Every entry must be copied word for word.
----
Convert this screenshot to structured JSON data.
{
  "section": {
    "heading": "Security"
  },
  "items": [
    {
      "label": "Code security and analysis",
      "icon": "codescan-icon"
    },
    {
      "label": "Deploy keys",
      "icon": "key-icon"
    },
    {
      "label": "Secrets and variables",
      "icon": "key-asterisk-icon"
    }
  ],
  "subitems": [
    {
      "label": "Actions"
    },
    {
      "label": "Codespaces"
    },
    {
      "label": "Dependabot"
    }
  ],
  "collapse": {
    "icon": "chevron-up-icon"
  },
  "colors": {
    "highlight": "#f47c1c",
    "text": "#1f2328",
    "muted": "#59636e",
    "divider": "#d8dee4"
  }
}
----
### TASK SOLUTION
Convert this screenshot to structured JSON data.
{
  "section": {
    "heading": "Security"
  },
  "items": [
    {
      "label": "Code security and analysis",
      "icon": "codescan-icon"
    },
    {
      "label": "Deploy keys",
      "icon": "key-icon"
    },
    {
      "label": "Secrets and variables",
      "icon": "key-asterisk-icon"
    }
  ],
  "subitems": [
    {
      "label": "Actions"
    },
    {
      "label": "Codespaces"
    },
    {
      "label": "Dependabot"
    }
  ],
  "collapse": {
    "icon": "chevron-up-icon"
  },
  "colors": {
    "highlight": "#f47c1c",
    "text": "#1f2328",
    "muted": "#59636e",
    "divider": "#d8dee4"
  }
}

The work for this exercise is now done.